**EXERCISE OBJECTIVE**: Extract each line of the records below that contains the word "Kieszeń".
start RECORD EXTRACTS
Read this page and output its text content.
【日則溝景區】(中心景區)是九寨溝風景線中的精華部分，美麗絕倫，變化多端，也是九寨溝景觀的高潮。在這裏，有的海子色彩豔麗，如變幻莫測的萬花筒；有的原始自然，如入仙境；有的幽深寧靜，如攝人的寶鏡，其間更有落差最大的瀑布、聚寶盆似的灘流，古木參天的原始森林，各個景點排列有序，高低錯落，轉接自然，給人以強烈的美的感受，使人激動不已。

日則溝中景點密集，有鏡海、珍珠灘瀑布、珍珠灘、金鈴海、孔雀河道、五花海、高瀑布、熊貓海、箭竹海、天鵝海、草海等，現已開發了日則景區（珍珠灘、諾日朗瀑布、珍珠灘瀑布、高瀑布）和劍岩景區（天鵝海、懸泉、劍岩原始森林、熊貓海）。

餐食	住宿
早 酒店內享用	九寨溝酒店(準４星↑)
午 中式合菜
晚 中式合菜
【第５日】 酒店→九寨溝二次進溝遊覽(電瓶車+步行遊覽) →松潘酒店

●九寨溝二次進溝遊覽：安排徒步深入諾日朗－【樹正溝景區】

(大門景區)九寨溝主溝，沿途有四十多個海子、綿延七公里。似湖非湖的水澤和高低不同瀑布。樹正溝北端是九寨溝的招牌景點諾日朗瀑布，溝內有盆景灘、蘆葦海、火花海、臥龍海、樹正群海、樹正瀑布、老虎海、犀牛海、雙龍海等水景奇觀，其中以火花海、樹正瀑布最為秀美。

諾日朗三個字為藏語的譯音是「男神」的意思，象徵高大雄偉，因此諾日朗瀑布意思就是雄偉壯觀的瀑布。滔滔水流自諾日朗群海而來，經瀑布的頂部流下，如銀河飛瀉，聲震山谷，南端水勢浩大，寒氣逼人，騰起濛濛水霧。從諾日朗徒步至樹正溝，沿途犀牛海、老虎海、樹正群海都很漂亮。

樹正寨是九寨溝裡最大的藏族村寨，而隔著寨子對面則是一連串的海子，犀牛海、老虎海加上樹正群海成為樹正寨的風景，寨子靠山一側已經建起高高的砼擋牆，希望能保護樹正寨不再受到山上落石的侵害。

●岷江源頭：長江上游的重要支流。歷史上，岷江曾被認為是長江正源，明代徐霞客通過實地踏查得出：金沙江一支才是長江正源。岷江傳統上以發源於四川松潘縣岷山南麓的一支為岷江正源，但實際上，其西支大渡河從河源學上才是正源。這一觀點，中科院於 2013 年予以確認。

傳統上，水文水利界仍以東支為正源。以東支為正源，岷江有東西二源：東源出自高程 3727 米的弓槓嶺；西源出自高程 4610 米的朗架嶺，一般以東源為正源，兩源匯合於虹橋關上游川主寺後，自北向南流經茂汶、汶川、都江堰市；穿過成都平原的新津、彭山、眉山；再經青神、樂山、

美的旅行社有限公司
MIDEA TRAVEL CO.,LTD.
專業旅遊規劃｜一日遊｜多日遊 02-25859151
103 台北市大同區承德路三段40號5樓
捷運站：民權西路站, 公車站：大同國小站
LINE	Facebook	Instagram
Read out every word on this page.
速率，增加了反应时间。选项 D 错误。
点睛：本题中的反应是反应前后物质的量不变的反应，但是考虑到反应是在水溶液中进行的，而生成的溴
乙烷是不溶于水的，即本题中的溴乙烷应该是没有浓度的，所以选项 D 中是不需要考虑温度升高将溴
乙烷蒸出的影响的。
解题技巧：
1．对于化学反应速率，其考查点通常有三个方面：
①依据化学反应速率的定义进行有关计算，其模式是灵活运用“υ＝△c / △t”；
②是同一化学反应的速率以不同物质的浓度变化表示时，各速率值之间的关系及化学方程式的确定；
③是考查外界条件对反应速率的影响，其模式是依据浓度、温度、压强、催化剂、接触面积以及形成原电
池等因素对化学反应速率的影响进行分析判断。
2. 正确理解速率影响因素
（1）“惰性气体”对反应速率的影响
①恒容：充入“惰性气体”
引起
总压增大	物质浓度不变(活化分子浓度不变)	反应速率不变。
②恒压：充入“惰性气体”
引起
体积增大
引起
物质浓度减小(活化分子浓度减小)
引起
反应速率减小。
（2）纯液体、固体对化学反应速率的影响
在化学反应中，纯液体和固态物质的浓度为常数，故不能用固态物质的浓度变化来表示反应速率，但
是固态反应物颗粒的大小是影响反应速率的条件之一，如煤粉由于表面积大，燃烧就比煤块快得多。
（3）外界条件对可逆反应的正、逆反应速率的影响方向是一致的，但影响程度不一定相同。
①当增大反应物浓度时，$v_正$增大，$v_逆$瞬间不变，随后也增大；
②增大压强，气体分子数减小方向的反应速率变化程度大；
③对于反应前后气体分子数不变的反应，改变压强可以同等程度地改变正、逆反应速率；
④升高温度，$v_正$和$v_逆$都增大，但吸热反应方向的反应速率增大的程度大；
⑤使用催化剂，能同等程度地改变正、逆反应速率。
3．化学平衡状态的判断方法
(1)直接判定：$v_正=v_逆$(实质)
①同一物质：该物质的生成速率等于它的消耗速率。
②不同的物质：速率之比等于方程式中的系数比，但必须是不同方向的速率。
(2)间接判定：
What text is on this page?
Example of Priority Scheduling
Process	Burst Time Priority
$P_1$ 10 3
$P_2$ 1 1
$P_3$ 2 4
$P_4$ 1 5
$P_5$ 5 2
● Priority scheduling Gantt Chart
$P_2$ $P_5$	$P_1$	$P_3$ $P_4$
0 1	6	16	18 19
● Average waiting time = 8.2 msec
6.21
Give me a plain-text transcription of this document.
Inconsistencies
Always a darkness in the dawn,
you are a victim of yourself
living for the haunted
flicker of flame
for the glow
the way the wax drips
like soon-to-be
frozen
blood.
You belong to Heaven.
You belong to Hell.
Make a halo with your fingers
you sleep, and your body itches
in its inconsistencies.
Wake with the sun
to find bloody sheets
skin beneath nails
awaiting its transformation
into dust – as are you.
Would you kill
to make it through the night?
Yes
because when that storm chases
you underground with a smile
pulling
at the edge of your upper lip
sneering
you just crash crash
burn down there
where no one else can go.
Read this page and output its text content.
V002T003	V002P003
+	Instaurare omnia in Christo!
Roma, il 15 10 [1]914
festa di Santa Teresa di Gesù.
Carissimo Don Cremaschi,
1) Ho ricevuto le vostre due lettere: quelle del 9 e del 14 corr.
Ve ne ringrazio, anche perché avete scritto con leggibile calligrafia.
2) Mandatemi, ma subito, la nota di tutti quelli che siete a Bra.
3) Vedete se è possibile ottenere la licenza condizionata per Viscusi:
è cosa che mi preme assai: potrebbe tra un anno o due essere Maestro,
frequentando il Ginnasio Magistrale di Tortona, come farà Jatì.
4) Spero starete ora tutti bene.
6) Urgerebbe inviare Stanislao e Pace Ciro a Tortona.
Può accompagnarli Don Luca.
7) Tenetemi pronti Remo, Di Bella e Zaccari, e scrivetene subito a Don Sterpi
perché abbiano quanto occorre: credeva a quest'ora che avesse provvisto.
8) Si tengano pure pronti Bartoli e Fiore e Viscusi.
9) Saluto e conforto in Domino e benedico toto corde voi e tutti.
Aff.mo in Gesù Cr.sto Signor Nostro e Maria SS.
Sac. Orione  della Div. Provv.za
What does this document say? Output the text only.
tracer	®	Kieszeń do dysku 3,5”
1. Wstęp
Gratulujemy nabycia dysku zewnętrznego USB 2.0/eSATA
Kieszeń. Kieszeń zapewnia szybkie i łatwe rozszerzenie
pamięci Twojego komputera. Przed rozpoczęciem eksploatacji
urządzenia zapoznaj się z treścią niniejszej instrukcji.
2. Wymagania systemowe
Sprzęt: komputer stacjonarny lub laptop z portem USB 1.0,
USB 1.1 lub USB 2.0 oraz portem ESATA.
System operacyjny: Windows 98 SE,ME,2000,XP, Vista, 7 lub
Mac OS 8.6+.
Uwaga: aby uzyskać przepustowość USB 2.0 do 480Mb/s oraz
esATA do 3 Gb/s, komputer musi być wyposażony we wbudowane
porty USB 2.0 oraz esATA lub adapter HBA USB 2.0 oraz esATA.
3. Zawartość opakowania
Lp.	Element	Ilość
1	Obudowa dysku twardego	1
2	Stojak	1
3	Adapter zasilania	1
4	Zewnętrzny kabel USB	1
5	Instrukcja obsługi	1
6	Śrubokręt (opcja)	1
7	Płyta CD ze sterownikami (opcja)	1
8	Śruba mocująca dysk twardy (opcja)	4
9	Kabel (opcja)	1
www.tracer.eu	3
end RECORD EXTRACTS
**FULL OUTPUT**:
tracer	®	Kieszeń do dysku 3,5”
Kieszeń. Kieszeń zapewnia szybkie i łatwe rozszerzenie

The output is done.